Exercise 1 — List the address lists that the return rules in the randomRedirect chain of the firewall redirect discussion check.
Exercise 2 — Shorten the paragraph of the firewall redirect discussion that begins "If you only want a few people to see the redirect", keeping its main points.
Exercise 3 — Write the next part of the firewall redirect discussion, picking up after its final sentence.

Source document —

━━━━━━━━━━━━━━━━━━━━━━━━━━━━━━

If you only want a few people to see the redirect you’ll have to specify a source address list that doesn’t encompass the entire 10/8 space, but rather has many entries for /32s. I don’t understand what you mean by ‘unregistered’ user in your original post. Are you referring to anyone not on ANY ONE of the other address lists (Normal_user, Business_user, Servers)? You could make that work with a custom chain you bail out of:
/ip firewall nat
add action=jump chain=dstnat disabled=no dst-port=80 protocol=tcp src-address=10.0.0.0/8 jump-target=randomRedirect comment="everyone on 10/8 gets investigated on whether they should be redirected"
add action=return chain=randomRedirect src-address-list=Business_user comment="abort if they are on the Business_user list"
add action=return chain=randomRedirect src-address-list=Normal_user comment="abort if they are on the Normal_user list"
add action=return chain=randomRedirect src-address-list=Servers comment="abort if they are on the Servers list"
add action=dst-nat chain=randomRedirect random=3 to-address=10.99.1.99 to-ports=80 comment="everyone still left is unregistered and has a 3% chance of seeing a redirect"
That first rule (the one in the dstnat chain) should again go to the top of everything.
If that still doesn’t help you, please describe in detail what you are trying to achieve.
I think you hit the nail on the head with your custom chain.
Basically I want to redirect everyone who is NOT in the Business, Normal or Server list. So that means Small_users. But I guess my dst-nat rule was just too simple.

━━━━━━━━━━━━━━━━━━━━━━━━━━━━━━

Data records —
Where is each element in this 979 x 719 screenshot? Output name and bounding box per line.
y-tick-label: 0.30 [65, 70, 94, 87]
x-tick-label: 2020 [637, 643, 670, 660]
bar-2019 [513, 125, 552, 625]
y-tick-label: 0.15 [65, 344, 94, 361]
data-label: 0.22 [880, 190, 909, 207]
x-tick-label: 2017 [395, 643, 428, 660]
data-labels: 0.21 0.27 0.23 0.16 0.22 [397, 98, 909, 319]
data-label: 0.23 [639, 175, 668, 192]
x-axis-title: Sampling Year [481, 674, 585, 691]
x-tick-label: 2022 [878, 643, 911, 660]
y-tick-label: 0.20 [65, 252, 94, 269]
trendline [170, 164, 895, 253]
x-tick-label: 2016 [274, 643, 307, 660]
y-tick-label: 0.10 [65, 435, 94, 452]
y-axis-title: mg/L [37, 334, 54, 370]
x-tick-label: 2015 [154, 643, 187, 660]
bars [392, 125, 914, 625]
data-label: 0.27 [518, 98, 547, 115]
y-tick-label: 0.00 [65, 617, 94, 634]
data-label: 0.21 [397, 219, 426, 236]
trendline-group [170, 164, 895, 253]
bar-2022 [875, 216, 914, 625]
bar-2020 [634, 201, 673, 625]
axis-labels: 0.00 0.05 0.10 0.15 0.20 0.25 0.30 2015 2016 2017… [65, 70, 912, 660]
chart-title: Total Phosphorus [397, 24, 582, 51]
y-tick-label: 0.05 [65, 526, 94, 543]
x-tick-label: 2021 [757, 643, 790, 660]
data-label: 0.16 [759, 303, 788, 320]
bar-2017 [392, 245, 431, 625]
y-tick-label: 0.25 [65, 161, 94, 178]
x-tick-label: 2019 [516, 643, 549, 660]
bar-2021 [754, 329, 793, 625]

━━━━━━━━━━━━━━━━━━━━━━━━━━━━━━

Task output 1 —
Business_user
Normal_user
Servers

Task output 2 — To show the redirect to only a few people, the source address list must hold many /32 entries instead of covering the whole 10/8 space. The writer does not understand what "unregistered" user means in the original post and asks whether it means anyone not on any of the Normal_user, Business_user or Servers lists. If so, a custom chain that is exited early could make it work.

Task output 3 —
Funny but my queue tree works fine with the exact same address list. Business, Normal, Server and Small users get their respective queues with their own bandwidths and priorities. That works just fine. But the dst-nat doesn’t… hmmm?
I’ll implement your custom chain but just by looking at it I suspect it will work just the way I want it. Thank you!
Order matters. In simple queues there’s only one action (rate limit) so if you have more specific entries that match at the top of the list anyone that falls through to the bottom is caught by a very generic entry (such as an address list containing just 10/8) those entries will be caught by that list. Additionally, there’s just one list - the list of queues.
You can’t apply that to a situation where there’s many lists (many chains) and many actions, and particularly not if you put the extremely broad filter (10/8) right at the top instead of putting it at the bottom.